** START Materials provided **

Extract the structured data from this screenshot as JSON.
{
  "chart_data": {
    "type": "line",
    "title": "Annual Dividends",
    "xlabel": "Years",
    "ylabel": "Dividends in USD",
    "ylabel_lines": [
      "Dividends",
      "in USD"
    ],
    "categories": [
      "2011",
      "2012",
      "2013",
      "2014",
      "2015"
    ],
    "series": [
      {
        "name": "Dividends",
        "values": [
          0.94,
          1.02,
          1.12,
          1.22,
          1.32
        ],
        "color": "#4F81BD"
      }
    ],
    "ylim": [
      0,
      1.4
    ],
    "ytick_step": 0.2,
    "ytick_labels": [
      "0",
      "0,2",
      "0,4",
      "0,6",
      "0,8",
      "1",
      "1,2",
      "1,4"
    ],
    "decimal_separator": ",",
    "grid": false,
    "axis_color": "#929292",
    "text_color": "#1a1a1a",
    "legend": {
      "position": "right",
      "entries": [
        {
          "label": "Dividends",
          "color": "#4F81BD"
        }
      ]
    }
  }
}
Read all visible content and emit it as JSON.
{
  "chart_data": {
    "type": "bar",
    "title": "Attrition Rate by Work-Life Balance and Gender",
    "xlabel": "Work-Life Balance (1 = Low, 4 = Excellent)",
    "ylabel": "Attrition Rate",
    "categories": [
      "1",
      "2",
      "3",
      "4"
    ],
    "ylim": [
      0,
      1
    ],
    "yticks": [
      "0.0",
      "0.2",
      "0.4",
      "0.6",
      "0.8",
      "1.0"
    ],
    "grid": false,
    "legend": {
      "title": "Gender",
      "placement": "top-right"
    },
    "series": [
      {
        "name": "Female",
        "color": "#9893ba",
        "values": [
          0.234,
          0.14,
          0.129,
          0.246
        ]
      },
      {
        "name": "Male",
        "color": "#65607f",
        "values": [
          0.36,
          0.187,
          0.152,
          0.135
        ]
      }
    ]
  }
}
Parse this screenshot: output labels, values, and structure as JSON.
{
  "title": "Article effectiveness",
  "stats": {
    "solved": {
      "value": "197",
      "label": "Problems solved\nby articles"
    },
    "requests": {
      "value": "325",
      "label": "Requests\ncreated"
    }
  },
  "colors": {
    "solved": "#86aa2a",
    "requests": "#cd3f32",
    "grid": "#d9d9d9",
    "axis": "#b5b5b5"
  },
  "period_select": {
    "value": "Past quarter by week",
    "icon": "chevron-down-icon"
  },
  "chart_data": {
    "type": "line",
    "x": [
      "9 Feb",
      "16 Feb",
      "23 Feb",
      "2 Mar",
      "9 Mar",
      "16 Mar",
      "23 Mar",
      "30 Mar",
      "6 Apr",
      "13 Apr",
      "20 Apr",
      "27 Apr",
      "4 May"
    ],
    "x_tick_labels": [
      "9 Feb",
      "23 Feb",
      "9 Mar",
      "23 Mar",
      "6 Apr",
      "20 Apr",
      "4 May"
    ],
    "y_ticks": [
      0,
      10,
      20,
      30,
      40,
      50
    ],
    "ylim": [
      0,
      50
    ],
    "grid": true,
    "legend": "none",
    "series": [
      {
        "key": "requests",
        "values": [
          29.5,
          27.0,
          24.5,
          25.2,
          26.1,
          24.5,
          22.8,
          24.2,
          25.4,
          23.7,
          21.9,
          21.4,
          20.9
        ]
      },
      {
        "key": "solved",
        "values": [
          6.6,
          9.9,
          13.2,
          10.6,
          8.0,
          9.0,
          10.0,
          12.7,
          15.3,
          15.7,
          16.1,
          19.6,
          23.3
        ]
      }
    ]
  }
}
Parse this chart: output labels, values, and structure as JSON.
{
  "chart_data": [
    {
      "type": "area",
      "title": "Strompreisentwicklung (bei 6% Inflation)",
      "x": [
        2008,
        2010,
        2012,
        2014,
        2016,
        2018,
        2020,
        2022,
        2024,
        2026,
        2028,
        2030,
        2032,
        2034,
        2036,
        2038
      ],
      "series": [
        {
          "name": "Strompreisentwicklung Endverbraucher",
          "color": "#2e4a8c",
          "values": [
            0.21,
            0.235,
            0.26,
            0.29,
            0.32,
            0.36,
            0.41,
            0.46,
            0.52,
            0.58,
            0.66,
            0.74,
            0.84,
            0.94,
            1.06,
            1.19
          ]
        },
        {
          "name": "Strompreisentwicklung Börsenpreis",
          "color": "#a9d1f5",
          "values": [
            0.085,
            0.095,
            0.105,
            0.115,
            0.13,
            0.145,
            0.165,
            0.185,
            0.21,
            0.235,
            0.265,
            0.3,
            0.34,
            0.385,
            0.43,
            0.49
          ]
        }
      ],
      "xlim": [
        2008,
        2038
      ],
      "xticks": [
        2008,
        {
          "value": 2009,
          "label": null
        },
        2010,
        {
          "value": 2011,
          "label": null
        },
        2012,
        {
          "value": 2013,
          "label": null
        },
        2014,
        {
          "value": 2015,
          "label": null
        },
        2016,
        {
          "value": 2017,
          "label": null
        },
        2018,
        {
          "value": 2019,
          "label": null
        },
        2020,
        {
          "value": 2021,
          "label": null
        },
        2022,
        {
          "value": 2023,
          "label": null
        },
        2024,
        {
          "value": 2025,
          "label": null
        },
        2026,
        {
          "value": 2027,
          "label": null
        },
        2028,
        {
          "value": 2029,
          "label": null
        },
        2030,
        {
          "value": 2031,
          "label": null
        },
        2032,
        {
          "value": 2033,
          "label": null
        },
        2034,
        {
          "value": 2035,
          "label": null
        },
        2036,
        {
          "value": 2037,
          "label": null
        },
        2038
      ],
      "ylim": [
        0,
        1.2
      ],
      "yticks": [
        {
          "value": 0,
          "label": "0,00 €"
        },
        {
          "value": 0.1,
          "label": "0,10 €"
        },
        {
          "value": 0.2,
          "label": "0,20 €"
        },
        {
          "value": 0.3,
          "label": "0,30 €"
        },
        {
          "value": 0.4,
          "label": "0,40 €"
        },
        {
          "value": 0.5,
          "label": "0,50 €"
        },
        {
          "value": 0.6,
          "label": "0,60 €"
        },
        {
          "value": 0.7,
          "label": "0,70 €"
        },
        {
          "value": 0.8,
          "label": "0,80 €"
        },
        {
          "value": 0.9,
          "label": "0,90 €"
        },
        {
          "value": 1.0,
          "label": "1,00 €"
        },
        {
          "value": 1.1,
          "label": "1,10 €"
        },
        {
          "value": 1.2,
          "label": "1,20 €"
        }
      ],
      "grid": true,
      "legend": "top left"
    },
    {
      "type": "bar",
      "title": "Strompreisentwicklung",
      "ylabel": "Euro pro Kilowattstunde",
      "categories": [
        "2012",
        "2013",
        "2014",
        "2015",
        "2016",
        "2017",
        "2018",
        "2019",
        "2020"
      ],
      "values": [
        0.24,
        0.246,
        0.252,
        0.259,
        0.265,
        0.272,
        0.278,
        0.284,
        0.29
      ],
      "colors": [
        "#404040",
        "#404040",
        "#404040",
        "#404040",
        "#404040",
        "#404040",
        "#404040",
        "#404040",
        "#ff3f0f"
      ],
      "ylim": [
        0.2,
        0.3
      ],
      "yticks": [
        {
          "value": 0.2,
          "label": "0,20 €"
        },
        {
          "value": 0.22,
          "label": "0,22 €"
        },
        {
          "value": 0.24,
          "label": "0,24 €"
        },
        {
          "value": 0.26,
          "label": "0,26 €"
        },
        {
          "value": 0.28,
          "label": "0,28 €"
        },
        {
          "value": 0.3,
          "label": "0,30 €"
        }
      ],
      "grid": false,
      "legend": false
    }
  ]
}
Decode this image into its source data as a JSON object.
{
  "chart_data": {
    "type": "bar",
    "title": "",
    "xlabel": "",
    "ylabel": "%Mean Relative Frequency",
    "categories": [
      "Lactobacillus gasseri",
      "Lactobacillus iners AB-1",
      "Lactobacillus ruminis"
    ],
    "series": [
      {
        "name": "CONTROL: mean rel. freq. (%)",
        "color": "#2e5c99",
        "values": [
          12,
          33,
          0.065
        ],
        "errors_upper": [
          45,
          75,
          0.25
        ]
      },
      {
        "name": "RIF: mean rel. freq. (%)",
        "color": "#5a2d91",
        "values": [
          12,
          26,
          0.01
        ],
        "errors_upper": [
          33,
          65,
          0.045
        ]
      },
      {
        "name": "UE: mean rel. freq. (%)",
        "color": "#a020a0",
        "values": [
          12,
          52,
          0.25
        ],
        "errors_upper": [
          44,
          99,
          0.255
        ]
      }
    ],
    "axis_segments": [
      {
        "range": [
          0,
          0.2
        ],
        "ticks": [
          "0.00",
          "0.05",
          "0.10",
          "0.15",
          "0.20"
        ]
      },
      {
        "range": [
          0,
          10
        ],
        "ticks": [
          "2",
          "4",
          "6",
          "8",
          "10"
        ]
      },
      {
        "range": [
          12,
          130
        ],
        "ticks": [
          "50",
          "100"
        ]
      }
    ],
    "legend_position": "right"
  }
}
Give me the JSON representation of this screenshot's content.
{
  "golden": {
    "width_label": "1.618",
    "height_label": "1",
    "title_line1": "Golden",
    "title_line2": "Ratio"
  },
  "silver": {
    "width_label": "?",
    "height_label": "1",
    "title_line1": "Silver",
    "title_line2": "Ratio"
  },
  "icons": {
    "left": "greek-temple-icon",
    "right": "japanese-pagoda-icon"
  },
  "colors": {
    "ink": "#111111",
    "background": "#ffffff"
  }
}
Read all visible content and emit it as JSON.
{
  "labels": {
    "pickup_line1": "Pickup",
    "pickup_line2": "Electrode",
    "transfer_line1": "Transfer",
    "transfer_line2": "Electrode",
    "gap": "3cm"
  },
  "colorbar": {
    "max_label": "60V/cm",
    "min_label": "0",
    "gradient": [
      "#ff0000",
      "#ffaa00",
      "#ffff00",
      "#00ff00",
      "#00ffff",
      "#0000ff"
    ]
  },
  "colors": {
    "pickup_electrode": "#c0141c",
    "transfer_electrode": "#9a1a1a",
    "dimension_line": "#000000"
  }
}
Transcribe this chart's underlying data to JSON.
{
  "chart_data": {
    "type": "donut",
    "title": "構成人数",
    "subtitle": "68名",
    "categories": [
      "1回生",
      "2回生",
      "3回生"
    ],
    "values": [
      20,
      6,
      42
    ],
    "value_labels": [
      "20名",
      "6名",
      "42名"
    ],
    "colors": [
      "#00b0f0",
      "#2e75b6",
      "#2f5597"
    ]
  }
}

** END Materials provided **

### Stated task:
Pull every line containing the word "solved" out of the entries above.

### Correct result:
    "solved": {
      "label": "Problems solved\nby articles"
    "solved": "#86aa2a",
        "key": "solved",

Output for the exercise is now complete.